◆ What this task involves
Write out the material again word for word, dropping any images it holds.

◆ Rows
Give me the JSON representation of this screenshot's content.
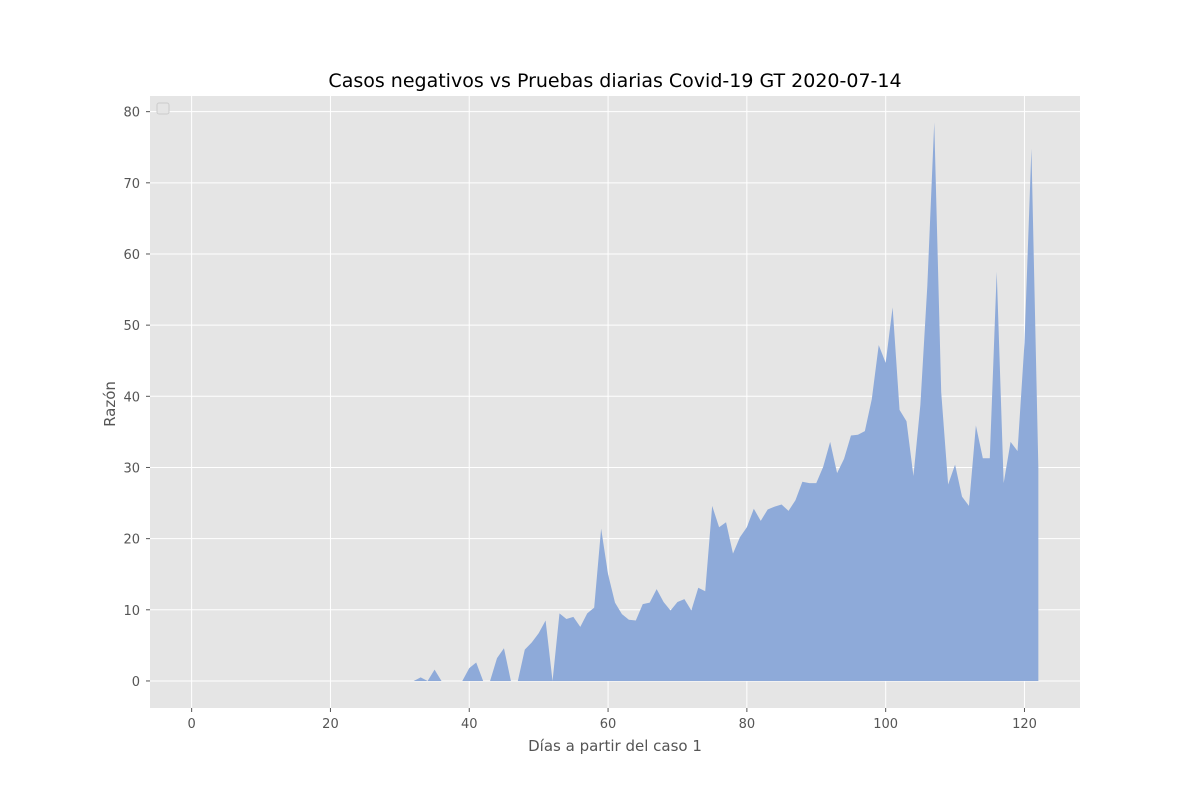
{
  "chart_data": {
    "type": "area",
    "title": "Casos negativos vs Pruebas diarias Covid-19 GT 2020-07-14",
    "xlabel": "Días a partir del caso 1",
    "ylabel": "Razón",
    "xlim": [
      -6,
      128
    ],
    "ylim": [
      -3.8,
      82.2
    ],
    "xticks": [
      0,
      20,
      40,
      60,
      80,
      100,
      120
    ],
    "yticks": [
      0,
      10,
      20,
      30,
      40,
      50,
      60,
      70,
      80
    ],
    "grid": true,
    "legend": "top-left (empty)",
    "colors": {
      "area": "#8eaad9",
      "background": "#e5e5e5",
      "grid": "#ffffff"
    },
    "series": [
      {
        "x": [
          0,
          1,
          2,
          3,
          4,
          5,
          6,
          7,
          8,
          9,
          10,
          11,
          12,
          13,
          14,
          15,
          16,
          17,
          18,
          19,
          20,
          21,
          22,
          23,
          24,
          25,
          26,
          27,
          28,
          29,
          30,
          31,
          32,
          33,
          34,
          35,
          36,
          37,
          38,
          39,
          40,
          41,
          42,
          43,
          44,
          45,
          46,
          47,
          48,
          49,
          50,
          51,
          52,
          53,
          54,
          55,
          56,
          57,
          58,
          59,
          60,
          61,
          62,
          63,
          64,
          65,
          66,
          67,
          68,
          69,
          70,
          71,
          72,
          73,
          74,
          75,
          76,
          77,
          78,
          79,
          80,
          81,
          82,
          83,
          84,
          85,
          86,
          87,
          88,
          89,
          90,
          91,
          92,
          93,
          94,
          95,
          96,
          97,
          98,
          99,
          100,
          101,
          102,
          103,
          104,
          105,
          106,
          107,
          108,
          109,
          110,
          111,
          112,
          113,
          114,
          115,
          116,
          117,
          118,
          119,
          120,
          121,
          122
        ],
        "values": [
          0,
          0,
          0,
          0,
          0,
          0,
          0,
          0,
          0,
          0,
          0,
          0,
          0,
          0,
          0,
          0,
          0,
          0,
          0,
          0,
          0,
          0,
          0,
          0,
          0,
          0,
          0,
          0,
          0,
          0,
          0,
          0,
          0,
          0.5,
          0,
          1.6,
          0,
          0,
          0,
          0,
          1.8,
          2.6,
          0,
          0,
          3.2,
          4.6,
          0,
          0,
          4.4,
          5.4,
          6.7,
          8.5,
          0,
          9.5,
          8.7,
          9,
          7.6,
          9.5,
          10.3,
          21.4,
          15,
          11,
          9.4,
          8.6,
          8.5,
          10.8,
          11,
          12.9,
          11.1,
          9.9,
          11.1,
          11.5,
          9.9,
          13.1,
          12.6,
          24.6,
          21.6,
          22.3,
          17.9,
          20.2,
          21.6,
          24.2,
          22.5,
          24.1,
          24.5,
          24.8,
          23.9,
          25.4,
          28,
          27.8,
          27.8,
          30.1,
          33.6,
          29.2,
          31.2,
          34.5,
          34.6,
          35.1,
          39.6,
          47.2,
          44.7,
          52.5,
          38.1,
          36.5,
          28.8,
          38.8,
          55.5,
          78.5,
          40.6,
          27.6,
          30.4,
          25.9,
          24.6,
          35.9,
          31.3,
          31.3,
          57.5,
          27.8,
          33.6,
          32.3,
          47.5,
          74.8,
          29.9
        ]
      }
    ]
  }
}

◆ Exercise solution
Give me the JSON representation of this screenshot's content.
{
  "chart_data": {
    "type": "area",
    "title": "Casos negativos vs Pruebas diarias Covid-19 GT 2020-07-14",
    "xlabel": "Días a partir del caso 1",
    "ylabel": "Razón",
    "xlim": [
      -6,
      128
    ],
    "ylim": [
      -3.8,
      82.2
    ],
    "xticks": [
      0,
      20,
      40,
      60,
      80,
      100,
      120
    ],
    "yticks": [
      0,
      10,
      20,
      30,
      40,
      50,
      60,
      70,
      80
    ],
    "grid": true,
    "legend": "top-left (empty)",
    "colors": {
      "area": "#8eaad9",
      "background": "#e5e5e5",
      "grid": "#ffffff"
    },
    "series": [
      {
        "x": [
          0,
          1,
          2,
          3,
          4,
          5,
          6,
          7,
          8,
          9,
          10,
          11,
          12,
          13,
          14,
          15,
          16,
          17,
          18,
          19,
          20,
          21,
          22,
          23,
          24,
          25,
          26,
          27,
          28,
          29,
          30,
          31,
          32,
          33,
          34,
          35,
          36,
          37,
          38,
          39,
          40,
          41,
          42,
          43,
          44,
          45,
          46,
          47,
          48,
          49,
          50,
          51,
          52,
          53,
          54,
          55,
          56,
          57,
          58,
          59,
          60,
          61,
          62,
          63,
          64,
          65,
          66,
          67,
          68,
          69,
          70,
          71,
          72,
          73,
          74,
          75,
          76,
          77,
          78,
          79,
          80,
          81,
          82,
          83,
          84,
          85,
          86,
          87,
          88,
          89,
          90,
          91,
          92,
          93,
          94,
          95,
          96,
          97,
          98,
          99,
          100,
          101,
          102,
          103,
          104,
          105,
          106,
          107,
          108,
          109,
          110,
          111,
          112,
          113,
          114,
          115,
          116,
          117,
          118,
          119,
          120,
          121,
          122
        ],
        "values": [
          0,
          0,
          0,
          0,
          0,
          0,
          0,
          0,
          0,
          0,
          0,
          0,
          0,
          0,
          0,
          0,
          0,
          0,
          0,
          0,
          0,
          0,
          0,
          0,
          0,
          0,
          0,
          0,
          0,
          0,
          0,
          0,
          0,
          0.5,
          0,
          1.6,
          0,
          0,
          0,
          0,
          1.8,
          2.6,
          0,
          0,
          3.2,
          4.6,
          0,
          0,
          4.4,
          5.4,
          6.7,
          8.5,
          0,
          9.5,
          8.7,
          9,
          7.6,
          9.5,
          10.3,
          21.4,
          15,
          11,
          9.4,
          8.6,
          8.5,
          10.8,
          11,
          12.9,
          11.1,
          9.9,
          11.1,
          11.5,
          9.9,
          13.1,
          12.6,
          24.6,
          21.6,
          22.3,
          17.9,
          20.2,
          21.6,
          24.2,
          22.5,
          24.1,
          24.5,
          24.8,
          23.9,
          25.4,
          28,
          27.8,
          27.8,
          30.1,
          33.6,
          29.2,
          31.2,
          34.5,
          34.6,
          35.1,
          39.6,
          47.2,
          44.7,
          52.5,
          38.1,
          36.5,
          28.8,
          38.8,
          55.5,
          78.5,
          40.6,
          27.6,
          30.4,
          25.9,
          24.6,
          35.9,
          31.3,
          31.3,
          57.5,
          27.8,
          33.6,
          32.3,
          47.5,
          74.8,
          29.9
        ]
      }
    ]
  }
}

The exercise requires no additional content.